Collected data:
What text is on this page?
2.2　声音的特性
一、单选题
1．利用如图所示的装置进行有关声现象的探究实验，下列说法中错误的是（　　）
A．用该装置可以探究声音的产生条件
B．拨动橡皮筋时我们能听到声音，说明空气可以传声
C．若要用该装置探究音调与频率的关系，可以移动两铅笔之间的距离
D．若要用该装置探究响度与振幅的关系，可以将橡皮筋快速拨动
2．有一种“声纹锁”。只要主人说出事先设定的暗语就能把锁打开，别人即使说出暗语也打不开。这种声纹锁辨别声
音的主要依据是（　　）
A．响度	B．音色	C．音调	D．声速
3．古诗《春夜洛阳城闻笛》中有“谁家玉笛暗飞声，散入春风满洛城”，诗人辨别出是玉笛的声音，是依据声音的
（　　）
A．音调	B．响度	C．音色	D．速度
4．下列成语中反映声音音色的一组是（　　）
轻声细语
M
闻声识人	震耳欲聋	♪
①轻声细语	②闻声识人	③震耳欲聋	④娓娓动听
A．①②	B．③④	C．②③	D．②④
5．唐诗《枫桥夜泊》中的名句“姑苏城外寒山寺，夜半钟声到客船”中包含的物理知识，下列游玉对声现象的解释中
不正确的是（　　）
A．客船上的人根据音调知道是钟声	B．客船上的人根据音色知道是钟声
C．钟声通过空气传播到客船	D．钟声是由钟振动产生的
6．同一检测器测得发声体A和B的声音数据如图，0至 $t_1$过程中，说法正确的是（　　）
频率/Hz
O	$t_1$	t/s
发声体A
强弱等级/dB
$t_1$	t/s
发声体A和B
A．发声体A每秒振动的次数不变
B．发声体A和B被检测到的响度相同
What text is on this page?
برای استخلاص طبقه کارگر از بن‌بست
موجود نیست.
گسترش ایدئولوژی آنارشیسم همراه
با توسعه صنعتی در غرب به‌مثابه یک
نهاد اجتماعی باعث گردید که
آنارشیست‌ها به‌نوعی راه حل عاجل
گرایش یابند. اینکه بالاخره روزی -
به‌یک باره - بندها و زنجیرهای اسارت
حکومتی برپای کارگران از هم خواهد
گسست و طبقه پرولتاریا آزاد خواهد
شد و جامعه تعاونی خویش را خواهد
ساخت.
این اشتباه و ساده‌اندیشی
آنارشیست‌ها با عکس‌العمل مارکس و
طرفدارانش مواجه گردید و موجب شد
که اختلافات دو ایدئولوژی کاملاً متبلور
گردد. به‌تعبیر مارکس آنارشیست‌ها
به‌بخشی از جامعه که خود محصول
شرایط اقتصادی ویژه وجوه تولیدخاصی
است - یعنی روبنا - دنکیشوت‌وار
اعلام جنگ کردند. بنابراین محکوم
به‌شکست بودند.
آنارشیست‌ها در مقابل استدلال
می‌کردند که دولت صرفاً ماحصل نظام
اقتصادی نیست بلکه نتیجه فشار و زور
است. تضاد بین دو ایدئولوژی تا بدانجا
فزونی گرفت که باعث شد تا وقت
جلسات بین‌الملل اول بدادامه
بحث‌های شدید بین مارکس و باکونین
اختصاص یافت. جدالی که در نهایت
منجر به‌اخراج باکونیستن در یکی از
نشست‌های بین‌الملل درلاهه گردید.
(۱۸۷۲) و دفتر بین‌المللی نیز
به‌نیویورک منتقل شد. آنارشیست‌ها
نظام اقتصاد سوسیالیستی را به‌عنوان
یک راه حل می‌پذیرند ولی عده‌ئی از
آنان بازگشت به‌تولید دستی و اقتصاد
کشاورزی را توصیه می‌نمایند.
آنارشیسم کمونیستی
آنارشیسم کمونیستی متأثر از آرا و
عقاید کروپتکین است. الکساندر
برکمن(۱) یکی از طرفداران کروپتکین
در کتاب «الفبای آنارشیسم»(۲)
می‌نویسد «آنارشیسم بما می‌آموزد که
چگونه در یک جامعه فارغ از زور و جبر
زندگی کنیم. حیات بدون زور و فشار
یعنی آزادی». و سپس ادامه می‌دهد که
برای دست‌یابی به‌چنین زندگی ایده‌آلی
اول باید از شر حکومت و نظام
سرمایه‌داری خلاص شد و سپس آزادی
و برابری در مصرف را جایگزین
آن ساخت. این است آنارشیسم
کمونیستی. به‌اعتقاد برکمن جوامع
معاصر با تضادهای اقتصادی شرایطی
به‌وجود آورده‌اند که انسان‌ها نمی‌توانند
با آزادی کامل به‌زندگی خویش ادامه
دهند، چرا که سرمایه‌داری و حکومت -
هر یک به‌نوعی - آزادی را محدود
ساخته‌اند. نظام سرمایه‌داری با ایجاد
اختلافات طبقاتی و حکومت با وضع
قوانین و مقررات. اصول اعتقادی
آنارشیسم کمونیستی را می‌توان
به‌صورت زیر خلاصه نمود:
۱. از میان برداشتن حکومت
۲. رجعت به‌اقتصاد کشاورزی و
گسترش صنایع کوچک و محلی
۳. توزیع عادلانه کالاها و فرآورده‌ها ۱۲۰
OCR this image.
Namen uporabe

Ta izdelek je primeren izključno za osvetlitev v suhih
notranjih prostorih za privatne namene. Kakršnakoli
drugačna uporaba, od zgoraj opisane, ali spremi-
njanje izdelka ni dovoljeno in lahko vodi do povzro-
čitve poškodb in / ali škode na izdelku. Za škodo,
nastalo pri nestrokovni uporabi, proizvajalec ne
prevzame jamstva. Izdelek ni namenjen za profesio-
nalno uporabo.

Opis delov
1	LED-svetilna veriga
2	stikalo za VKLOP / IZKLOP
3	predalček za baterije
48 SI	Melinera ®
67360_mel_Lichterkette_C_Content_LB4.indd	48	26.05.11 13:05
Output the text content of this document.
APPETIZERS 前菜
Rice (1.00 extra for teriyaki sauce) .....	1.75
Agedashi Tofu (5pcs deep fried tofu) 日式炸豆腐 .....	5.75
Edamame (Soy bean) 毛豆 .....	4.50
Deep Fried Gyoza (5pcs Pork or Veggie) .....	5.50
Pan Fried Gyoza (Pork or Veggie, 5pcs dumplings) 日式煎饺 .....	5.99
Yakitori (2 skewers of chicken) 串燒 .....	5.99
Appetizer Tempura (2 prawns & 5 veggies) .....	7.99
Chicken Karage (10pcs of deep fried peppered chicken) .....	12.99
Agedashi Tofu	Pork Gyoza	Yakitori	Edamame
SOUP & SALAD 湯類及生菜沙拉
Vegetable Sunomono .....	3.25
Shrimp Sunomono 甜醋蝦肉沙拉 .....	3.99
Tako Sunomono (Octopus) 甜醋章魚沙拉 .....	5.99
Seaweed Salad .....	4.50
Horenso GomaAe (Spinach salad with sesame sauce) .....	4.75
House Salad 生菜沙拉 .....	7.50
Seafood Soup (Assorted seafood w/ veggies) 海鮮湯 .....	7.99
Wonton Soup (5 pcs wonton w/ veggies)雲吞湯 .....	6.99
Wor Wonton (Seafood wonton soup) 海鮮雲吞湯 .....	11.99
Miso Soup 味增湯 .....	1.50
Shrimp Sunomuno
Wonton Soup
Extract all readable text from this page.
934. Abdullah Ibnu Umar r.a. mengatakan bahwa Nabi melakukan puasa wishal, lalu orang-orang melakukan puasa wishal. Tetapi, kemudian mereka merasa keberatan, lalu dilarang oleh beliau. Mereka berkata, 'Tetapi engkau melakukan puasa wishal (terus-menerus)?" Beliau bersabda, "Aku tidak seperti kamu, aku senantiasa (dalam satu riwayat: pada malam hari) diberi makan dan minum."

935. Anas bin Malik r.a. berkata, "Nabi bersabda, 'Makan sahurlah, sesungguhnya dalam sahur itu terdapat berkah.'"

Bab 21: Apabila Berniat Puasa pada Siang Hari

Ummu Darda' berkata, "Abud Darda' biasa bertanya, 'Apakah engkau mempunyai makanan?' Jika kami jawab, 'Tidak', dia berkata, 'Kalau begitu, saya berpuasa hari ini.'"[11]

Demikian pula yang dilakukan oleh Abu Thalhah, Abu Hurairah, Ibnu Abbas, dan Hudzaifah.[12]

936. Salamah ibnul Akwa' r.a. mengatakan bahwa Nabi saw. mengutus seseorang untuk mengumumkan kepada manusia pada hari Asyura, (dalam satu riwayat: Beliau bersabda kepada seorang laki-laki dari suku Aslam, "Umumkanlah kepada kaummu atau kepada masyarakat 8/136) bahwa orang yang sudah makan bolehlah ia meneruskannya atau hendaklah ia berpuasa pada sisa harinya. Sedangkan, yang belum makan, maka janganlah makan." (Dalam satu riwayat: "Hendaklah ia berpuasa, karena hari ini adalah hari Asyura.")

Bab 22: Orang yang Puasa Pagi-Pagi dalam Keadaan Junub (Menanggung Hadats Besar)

Task directions: Using the listing, collect all lines in which the string "chicken" is found.

Written solution:
Yakitori (2 skewers of chicken) 串燒 .....	5.99
Chicken Karage (10pcs of deep fried peppered chicken) .....	12.99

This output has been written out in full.